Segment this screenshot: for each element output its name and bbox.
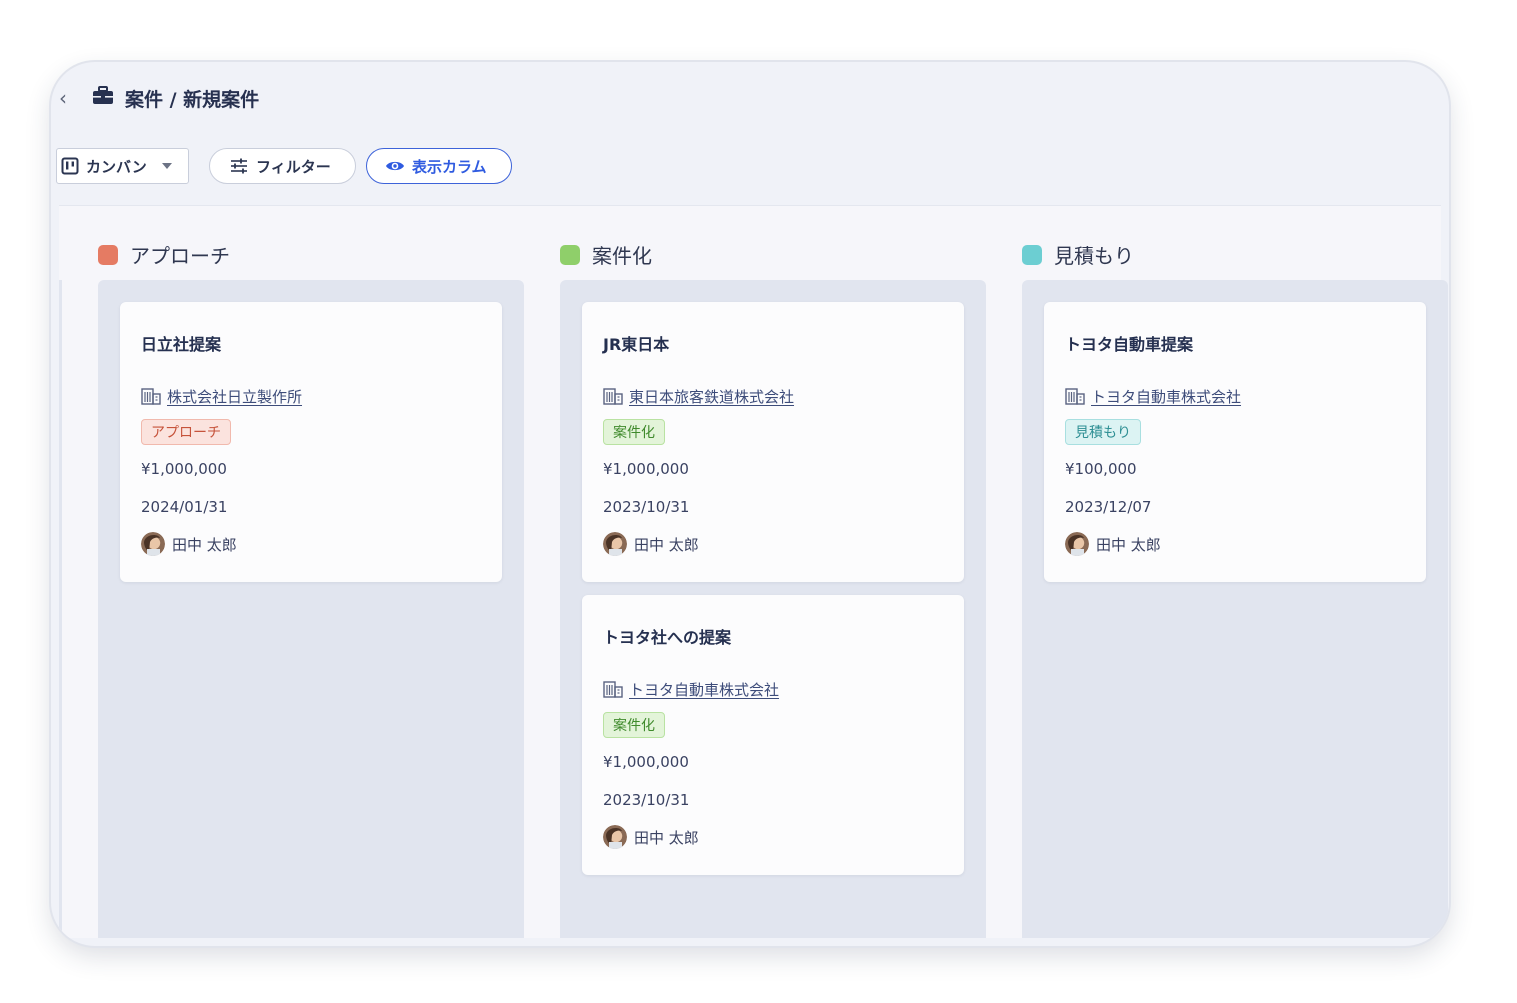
building-icon — [141, 388, 161, 405]
status-badge: 案件化 — [603, 712, 665, 738]
column-title: アプローチ — [130, 244, 230, 268]
company-name: トヨタ自動車株式会社 — [629, 681, 780, 699]
deal-card[interactable]: JR東日本 東日本旅客鉄道株式会社 案件化 ¥1,000,000 2023/10… — [582, 302, 964, 582]
column-approach: 日立社提案 株式会社日立製作所 アプローチ ¥1,000,000 2024/01… — [98, 280, 524, 938]
company-name: 東日本旅客鉄道株式会社 — [629, 388, 795, 406]
app-window: ‹ 案件 / 新規案件 カンバン フィルター 表示カラム アプローチ 日立社提案… — [51, 62, 1449, 946]
view-switcher-label: カンバン — [86, 157, 147, 176]
building-icon — [603, 388, 623, 405]
avatar — [141, 532, 165, 556]
card-title: トヨタ社への提案 — [603, 628, 732, 647]
avatar — [1065, 532, 1089, 556]
kanban-icon — [61, 157, 79, 175]
assignee: 田中 太郎 — [603, 825, 699, 849]
filter-label: フィルター — [256, 157, 331, 176]
assignee-name: 田中 太郎 — [1096, 535, 1161, 554]
deal-card[interactable]: 日立社提案 株式会社日立製作所 アプローチ ¥1,000,000 2024/01… — [120, 302, 502, 582]
company-name: 株式会社日立製作所 — [167, 388, 303, 406]
eye-icon — [386, 161, 404, 171]
kanban-board: アプローチ 日立社提案 株式会社日立製作所 アプローチ ¥1,000,000 2… — [59, 205, 1448, 938]
breadcrumb: 案件 / 新規案件 — [125, 89, 260, 111]
due-date: 2023/10/31 — [603, 498, 690, 516]
column-estimate: トヨタ自動車提案 トヨタ自動車株式会社 見積もり ¥100,000 2023/1… — [1022, 280, 1448, 938]
column-header-approach: アプローチ — [98, 240, 230, 269]
assignee-name: 田中 太郎 — [172, 535, 237, 554]
due-date: 2023/10/31 — [603, 791, 690, 809]
status-badge: 見積もり — [1065, 419, 1141, 445]
toolbar: カンバン フィルター 表示カラム — [51, 148, 1449, 194]
deal-amount: ¥1,000,000 — [603, 753, 689, 771]
assignee-name: 田中 太郎 — [634, 535, 699, 554]
due-date: 2024/01/31 — [141, 498, 228, 516]
deal-card[interactable]: トヨタ自動車提案 トヨタ自動車株式会社 見積もり ¥100,000 2023/1… — [1044, 302, 1426, 582]
caret-down-icon — [161, 163, 172, 169]
building-icon — [603, 681, 623, 698]
assignee: 田中 太郎 — [141, 532, 237, 556]
display-columns-label: 表示カラム — [412, 157, 487, 176]
company-link[interactable]: トヨタ自動車株式会社 — [603, 679, 779, 700]
avatar — [603, 532, 627, 556]
building-icon — [1065, 388, 1085, 405]
sliders-icon — [231, 158, 247, 174]
hidden-column-edge — [59, 280, 62, 938]
assignee-name: 田中 太郎 — [634, 828, 699, 847]
due-date: 2023/12/07 — [1065, 498, 1152, 516]
card-title: トヨタ自動車提案 — [1065, 335, 1194, 354]
company-link[interactable]: 株式会社日立製作所 — [141, 386, 302, 407]
status-color-dot — [560, 244, 580, 265]
deal-amount: ¥1,000,000 — [141, 460, 227, 478]
status-badge: 案件化 — [603, 419, 665, 445]
deal-card[interactable]: トヨタ社への提案 トヨタ自動車株式会社 案件化 ¥1,000,000 2023/… — [582, 595, 964, 875]
filter-button[interactable]: フィルター — [209, 148, 356, 184]
company-link[interactable]: トヨタ自動車株式会社 — [1065, 386, 1241, 407]
column-header-case: 案件化 — [560, 240, 652, 269]
assignee: 田中 太郎 — [603, 532, 699, 556]
column-title: 見積もり — [1054, 244, 1134, 268]
status-badge: アプローチ — [141, 419, 231, 445]
company-name: トヨタ自動車株式会社 — [1091, 388, 1242, 406]
deal-amount: ¥1,000,000 — [603, 460, 689, 478]
briefcase-icon — [93, 86, 113, 104]
display-columns-button[interactable]: 表示カラム — [366, 148, 512, 184]
chevron-left-icon[interactable]: ‹ — [59, 86, 67, 110]
deal-amount: ¥100,000 — [1065, 460, 1137, 478]
column-case: JR東日本 東日本旅客鉄道株式会社 案件化 ¥1,000,000 2023/10… — [560, 280, 986, 938]
avatar — [603, 825, 627, 849]
card-title: JR東日本 — [603, 335, 670, 354]
card-title: 日立社提案 — [141, 335, 222, 354]
assignee: 田中 太郎 — [1065, 532, 1161, 556]
header: ‹ 案件 / 新規案件 — [51, 62, 1449, 132]
status-color-dot — [98, 244, 118, 265]
column-title: 案件化 — [592, 244, 652, 268]
status-color-dot — [1022, 244, 1042, 265]
column-header-estimate: 見積もり — [1022, 240, 1134, 269]
company-link[interactable]: 東日本旅客鉄道株式会社 — [603, 386, 794, 407]
view-switcher-dropdown[interactable]: カンバン — [56, 148, 189, 184]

--------

GIVEN REQUEST:
Convert the lines above into a JSON list of strings with one string per line, skipping blank lines. Leave the pictures out.

IN RESPONSE:
[
  "Segment this screenshot: for each element output its name and bbox.",
  "building-icon — [141, 388, 161, 405]",
  "status-badge: 案件化 — [603, 712, 665, 738]",
  "column-title: アプローチ — [130, 244, 230, 268]",
  "company-name: トヨタ自動車株式会社 — [629, 681, 780, 699]",
  "deal-card[interactable]: JR東日本 東日本旅客鉄道株式会社 案件化 ¥1,000,000 2023/10… — [582, 302, 964, 582]",
  "column-approach: 日立社提案 株式会社日立製作所 アプローチ ¥1,000,000 2024/01… — [98, 280, 524, 938]",
  "company-name: 東日本旅客鉄道株式会社 — [629, 388, 795, 406]",
  "app-window: ‹ 案件 / 新規案件 カンバン フィルター 表示カラム アプローチ 日立社提案… — [51, 62, 1449, 946]",
  "view-switcher-label: カンバン — [86, 157, 147, 176]",
  "building-icon — [603, 388, 623, 405]",
  "avatar — [141, 532, 165, 556]",
  "card-title: トヨタ社への提案 — [603, 628, 732, 647]",
  "avatar — [1065, 532, 1089, 556]",
  "kanban-icon — [61, 157, 79, 175]",
  "assignee: 田中 太郎 — [603, 825, 699, 849]",
  "filter-label: フィルター — [256, 157, 331, 176]",
  "assignee-name: 田中 太郎 — [1096, 535, 1161, 554]",
  "deal-card[interactable]: 日立社提案 株式会社日立製作所 アプローチ ¥1,000,000 2024/01… — [120, 302, 502, 582]",
  "company-name: 株式会社日立製作所 — [167, 388, 303, 406]",
  "eye-icon — [386, 161, 404, 171]",
  "kanban-board: アプローチ 日立社提案 株式会社日立製作所 アプローチ ¥1,000,000 2… — [59, 205, 1448, 938]",
  "breadcrumb: 案件 / 新規案件 — [125, 89, 260, 111]",
  "due-date: 2023/10/31 — [603, 498, 690, 516]",
  "column-estimate: トヨタ自動車提案 トヨタ自動車株式会社 見積もり ¥100,000 2023/1… — [1022, 280, 1448, 938]",
  "column-header-approach: アプローチ — [98, 240, 230, 269]",
  "assignee-name: 田中 太郎 — [172, 535, 237, 554]",
  "due-date: 2023/10/31 — [603, 791, 690, 809]",
  "status-badge: 見積もり — [1065, 419, 1141, 445]",
  "toolbar: カンバン フィルター 表示カラム — [51, 148, 1449, 194]",
  "deal-amount: ¥1,000,000 — [603, 753, 689, 771]",
  "assignee-name: 田中 太郎 — [634, 535, 699, 554]",
  "due-date: 2024/01/31 — [141, 498, 228, 516]",
  "deal-card[interactable]: トヨタ自動車提案 トヨタ自動車株式会社 見積もり ¥100,000 2023/1… — [1044, 302, 1426, 582]",
  "caret-down-icon — [161, 163, 172, 169]",
  "building-icon — [603, 681, 623, 698]",
  "assignee: 田中 太郎 — [141, 532, 237, 556]",
  "display-columns-label: 表示カラム — [412, 157, 487, 176]",
  "company-link[interactable]: トヨタ自動車株式会社 — [603, 679, 779, 700]",
  "avatar — [603, 532, 627, 556]",
  "building-icon — [1065, 388, 1085, 405]",
  "sliders-icon — [231, 158, 247, 174]",
  "hidden-column-edge — [59, 280, 62, 938]",
  "assignee-name: 田中 太郎 — [634, 828, 699, 847]",
  "due-date: 2023/12/07 — [1065, 498, 1152, 516]",
  "card-title: トヨタ自動車提案 — [1065, 335, 1194, 354]",
  "company-link[interactable]: 株式会社日立製作所 — [141, 386, 302, 407]",
  "status-color-dot — [560, 244, 580, 265]",
  "deal-amount: ¥1,000,000 — [141, 460, 227, 478]",
  "status-badge: 案件化 — [603, 419, 665, 445]",
  "deal-card[interactable]: トヨタ社への提案 トヨタ自動車株式会社 案件化 ¥1,000,000 2023/… — [582, 595, 964, 875]",
  "filter-button[interactable]: フィルター — [209, 148, 356, 184]",
  "company-link[interactable]: トヨタ自動車株式会社 — [1065, 386, 1241, 407]",
  "column-header-case: 案件化 — [560, 240, 652, 269]",
  "assignee: 田中 太郎 — [603, 532, 699, 556]",
  "column-title: 見積もり — [1054, 244, 1134, 268]",
  "status-badge: アプローチ — [141, 419, 231, 445]",
  "company-name: トヨタ自動車株式会社 — [1091, 388, 1242, 406]",
  "deal-amount: ¥1,000,000 — [603, 460, 689, 478]",
  "briefcase-icon — [93, 86, 113, 104]",
  "display-columns-button[interactable]: 表示カラム — [366, 148, 512, 184]",
  "chevron-left-icon[interactable]: ‹ — [59, 86, 67, 110]",
  "deal-amount: ¥100,000 — [1065, 460, 1137, 478]",
  "column-case: JR東日本 東日本旅客鉄道株式会社 案件化 ¥1,000,000 2023/10… — [560, 280, 986, 938]",
  "avatar — [603, 825, 627, 849]",
  "card-title: JR東日本 — [603, 335, 670, 354]",
  "card-title: 日立社提案 — [141, 335, 222, 354]",
  "assignee: 田中 太郎 — [1065, 532, 1161, 556]",
  "header: ‹ 案件 / 新規案件 — [51, 62, 1449, 132]",
  "status-color-dot — [98, 244, 118, 265]",
  "column-title: 案件化 — [592, 244, 652, 268]",
  "status-color-dot — [1022, 244, 1042, 265]",
  "column-header-estimate: 見積もり — [1022, 240, 1134, 269]",
  "company-link[interactable]: 東日本旅客鉄道株式会社 — [603, 386, 794, 407]",
  "view-switcher-dropdown[interactable]: カンバン — [56, 148, 189, 184]"
]